YOUR TASK: Repeat the whole listing exactly.

DATA EXCERPTS:

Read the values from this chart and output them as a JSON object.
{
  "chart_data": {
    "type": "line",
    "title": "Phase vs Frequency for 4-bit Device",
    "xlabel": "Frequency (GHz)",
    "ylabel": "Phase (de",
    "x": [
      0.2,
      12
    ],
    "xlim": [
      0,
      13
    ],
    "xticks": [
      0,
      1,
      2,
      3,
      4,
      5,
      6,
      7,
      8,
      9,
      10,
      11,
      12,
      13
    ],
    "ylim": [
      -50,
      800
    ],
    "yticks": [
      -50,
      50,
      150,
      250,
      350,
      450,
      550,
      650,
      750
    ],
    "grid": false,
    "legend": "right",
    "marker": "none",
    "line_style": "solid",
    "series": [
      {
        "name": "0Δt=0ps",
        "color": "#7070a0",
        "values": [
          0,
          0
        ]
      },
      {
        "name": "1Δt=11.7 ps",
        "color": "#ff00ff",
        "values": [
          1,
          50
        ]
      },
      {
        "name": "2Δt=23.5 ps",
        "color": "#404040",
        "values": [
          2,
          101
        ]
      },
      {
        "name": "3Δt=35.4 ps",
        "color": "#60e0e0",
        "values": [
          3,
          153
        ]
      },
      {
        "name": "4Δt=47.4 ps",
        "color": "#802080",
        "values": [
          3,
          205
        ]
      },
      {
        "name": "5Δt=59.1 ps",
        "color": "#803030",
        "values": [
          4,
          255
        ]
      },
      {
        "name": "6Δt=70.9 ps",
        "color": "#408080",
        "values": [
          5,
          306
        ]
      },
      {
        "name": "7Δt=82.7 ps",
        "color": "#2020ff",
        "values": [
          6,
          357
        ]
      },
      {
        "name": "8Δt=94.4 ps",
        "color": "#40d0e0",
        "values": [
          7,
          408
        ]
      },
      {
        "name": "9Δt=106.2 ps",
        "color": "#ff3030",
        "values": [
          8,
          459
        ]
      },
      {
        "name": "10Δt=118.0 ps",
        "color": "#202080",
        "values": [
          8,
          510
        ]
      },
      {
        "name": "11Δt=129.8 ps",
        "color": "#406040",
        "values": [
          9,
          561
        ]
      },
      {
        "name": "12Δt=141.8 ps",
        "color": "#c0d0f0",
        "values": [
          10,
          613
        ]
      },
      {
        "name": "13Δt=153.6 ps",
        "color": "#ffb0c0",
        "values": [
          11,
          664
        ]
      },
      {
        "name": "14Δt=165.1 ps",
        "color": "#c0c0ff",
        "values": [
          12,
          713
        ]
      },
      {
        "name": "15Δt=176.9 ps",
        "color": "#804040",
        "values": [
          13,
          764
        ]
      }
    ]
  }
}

EXERCISE RESPONSE:
Read the values from this chart and output them as a JSON object.
{
  "chart_data": {
    "type": "line",
    "title": "Phase vs Frequency for 4-bit Device",
    "xlabel": "Frequency (GHz)",
    "ylabel": "Phase (de",
    "x": [
      0.2,
      12
    ],
    "xlim": [
      0,
      13
    ],
    "xticks": [
      0,
      1,
      2,
      3,
      4,
      5,
      6,
      7,
      8,
      9,
      10,
      11,
      12,
      13
    ],
    "ylim": [
      -50,
      800
    ],
    "yticks": [
      -50,
      50,
      150,
      250,
      350,
      450,
      550,
      650,
      750
    ],
    "grid": false,
    "legend": "right",
    "marker": "none",
    "line_style": "solid",
    "series": [
      {
        "name": "0Δt=0ps",
        "color": "#7070a0",
        "values": [
          0,
          0
        ]
      },
      {
        "name": "1Δt=11.7 ps",
        "color": "#ff00ff",
        "values": [
          1,
          50
        ]
      },
      {
        "name": "2Δt=23.5 ps",
        "color": "#404040",
        "values": [
          2,
          101
        ]
      },
      {
        "name": "3Δt=35.4 ps",
        "color": "#60e0e0",
        "values": [
          3,
          153
        ]
      },
      {
        "name": "4Δt=47.4 ps",
        "color": "#802080",
        "values": [
          3,
          205
        ]
      },
      {
        "name": "5Δt=59.1 ps",
        "color": "#803030",
        "values": [
          4,
          255
        ]
      },
      {
        "name": "6Δt=70.9 ps",
        "color": "#408080",
        "values": [
          5,
          306
        ]
      },
      {
        "name": "7Δt=82.7 ps",
        "color": "#2020ff",
        "values": [
          6,
          357
        ]
      },
      {
        "name": "8Δt=94.4 ps",
        "color": "#40d0e0",
        "values": [
          7,
          408
        ]
      },
      {
        "name": "9Δt=106.2 ps",
        "color": "#ff3030",
        "values": [
          8,
          459
        ]
      },
      {
        "name": "10Δt=118.0 ps",
        "color": "#202080",
        "values": [
          8,
          510
        ]
      },
      {
        "name": "11Δt=129.8 ps",
        "color": "#406040",
        "values": [
          9,
          561
        ]
      },
      {
        "name": "12Δt=141.8 ps",
        "color": "#c0d0f0",
        "values": [
          10,
          613
        ]
      },
      {
        "name": "13Δt=153.6 ps",
        "color": "#ffb0c0",
        "values": [
          11,
          664
        ]
      },
      {
        "name": "14Δt=165.1 ps",
        "color": "#c0c0ff",
        "values": [
          12,
          713
        ]
      },
      {
        "name": "15Δt=176.9 ps",
        "color": "#804040",
        "values": [
          13,
          764
        ]
      }
    ]
  }
}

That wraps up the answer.